■ **DATA TO PROCESS**:
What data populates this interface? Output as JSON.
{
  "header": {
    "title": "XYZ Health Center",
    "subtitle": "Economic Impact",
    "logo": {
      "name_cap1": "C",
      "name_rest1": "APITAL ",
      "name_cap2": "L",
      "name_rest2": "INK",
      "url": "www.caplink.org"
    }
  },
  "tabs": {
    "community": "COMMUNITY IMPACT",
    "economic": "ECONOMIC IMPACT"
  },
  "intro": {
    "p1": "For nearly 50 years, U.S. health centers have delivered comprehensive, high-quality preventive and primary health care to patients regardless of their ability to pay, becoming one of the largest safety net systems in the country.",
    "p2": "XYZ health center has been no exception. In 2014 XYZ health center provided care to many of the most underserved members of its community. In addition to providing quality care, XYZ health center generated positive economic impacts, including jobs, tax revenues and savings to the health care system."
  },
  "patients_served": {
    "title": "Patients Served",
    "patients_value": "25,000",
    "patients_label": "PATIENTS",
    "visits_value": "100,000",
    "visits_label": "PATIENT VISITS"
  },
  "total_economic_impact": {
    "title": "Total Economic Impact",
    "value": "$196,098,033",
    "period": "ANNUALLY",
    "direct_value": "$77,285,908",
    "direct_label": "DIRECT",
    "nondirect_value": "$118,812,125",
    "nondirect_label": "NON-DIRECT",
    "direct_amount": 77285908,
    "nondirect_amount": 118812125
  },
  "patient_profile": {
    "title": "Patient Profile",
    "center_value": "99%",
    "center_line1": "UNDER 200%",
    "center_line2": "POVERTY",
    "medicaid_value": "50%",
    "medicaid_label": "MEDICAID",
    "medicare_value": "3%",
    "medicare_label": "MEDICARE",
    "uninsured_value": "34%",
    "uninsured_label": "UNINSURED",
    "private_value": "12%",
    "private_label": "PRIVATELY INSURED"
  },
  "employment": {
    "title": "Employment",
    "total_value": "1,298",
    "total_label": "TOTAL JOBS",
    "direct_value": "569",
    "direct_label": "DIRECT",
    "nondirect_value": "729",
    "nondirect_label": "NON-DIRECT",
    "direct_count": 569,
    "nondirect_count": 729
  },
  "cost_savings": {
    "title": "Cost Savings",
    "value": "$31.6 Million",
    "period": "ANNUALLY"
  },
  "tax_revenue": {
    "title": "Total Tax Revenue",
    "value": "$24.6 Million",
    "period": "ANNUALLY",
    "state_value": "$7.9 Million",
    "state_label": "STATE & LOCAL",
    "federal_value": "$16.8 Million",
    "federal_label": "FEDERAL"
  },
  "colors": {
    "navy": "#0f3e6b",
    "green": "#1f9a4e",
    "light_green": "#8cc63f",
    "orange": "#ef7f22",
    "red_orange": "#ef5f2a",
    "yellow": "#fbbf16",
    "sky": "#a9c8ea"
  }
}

■ **ACTIVITY**: Retype the entries above exactly as they appear.

■ **RESULT FOR THIS EXERCISE**:
What data populates this interface? Output as JSON.
{
  "header": {
    "title": "XYZ Health Center",
    "subtitle": "Economic Impact",
    "logo": {
      "name_cap1": "C",
      "name_rest1": "APITAL ",
      "name_cap2": "L",
      "name_rest2": "INK",
      "url": "www.caplink.org"
    }
  },
  "tabs": {
    "community": "COMMUNITY IMPACT",
    "economic": "ECONOMIC IMPACT"
  },
  "intro": {
    "p1": "For nearly 50 years, U.S. health centers have delivered comprehensive, high-quality preventive and primary health care to patients regardless of their ability to pay, becoming one of the largest safety net systems in the country.",
    "p2": "XYZ health center has been no exception. In 2014 XYZ health center provided care to many of the most underserved members of its community. In addition to providing quality care, XYZ health center generated positive economic impacts, including jobs, tax revenues and savings to the health care system."
  },
  "patients_served": {
    "title": "Patients Served",
    "patients_value": "25,000",
    "patients_label": "PATIENTS",
    "visits_value": "100,000",
    "visits_label": "PATIENT VISITS"
  },
  "total_economic_impact": {
    "title": "Total Economic Impact",
    "value": "$196,098,033",
    "period": "ANNUALLY",
    "direct_value": "$77,285,908",
    "direct_label": "DIRECT",
    "nondirect_value": "$118,812,125",
    "nondirect_label": "NON-DIRECT",
    "direct_amount": 77285908,
    "nondirect_amount": 118812125
  },
  "patient_profile": {
    "title": "Patient Profile",
    "center_value": "99%",
    "center_line1": "UNDER 200%",
    "center_line2": "POVERTY",
    "medicaid_value": "50%",
    "medicaid_label": "MEDICAID",
    "medicare_value": "3%",
    "medicare_label": "MEDICARE",
    "uninsured_value": "34%",
    "uninsured_label": "UNINSURED",
    "private_value": "12%",
    "private_label": "PRIVATELY INSURED"
  },
  "employment": {
    "title": "Employment",
    "total_value": "1,298",
    "total_label": "TOTAL JOBS",
    "direct_value": "569",
    "direct_label": "DIRECT",
    "nondirect_value": "729",
    "nondirect_label": "NON-DIRECT",
    "direct_count": 569,
    "nondirect_count": 729
  },
  "cost_savings": {
    "title": "Cost Savings",
    "value": "$31.6 Million",
    "period": "ANNUALLY"
  },
  "tax_revenue": {
    "title": "Total Tax Revenue",
    "value": "$24.6 Million",
    "period": "ANNUALLY",
    "state_value": "$7.9 Million",
    "state_label": "STATE & LOCAL",
    "federal_value": "$16.8 Million",
    "federal_label": "FEDERAL"
  },
  "colors": {
    "navy": "#0f3e6b",
    "green": "#1f9a4e",
    "light_green": "#8cc63f",
    "orange": "#ef7f22",
    "red_orange": "#ef5f2a",
    "yellow": "#fbbf16",
    "sky": "#a9c8ea"
  }
}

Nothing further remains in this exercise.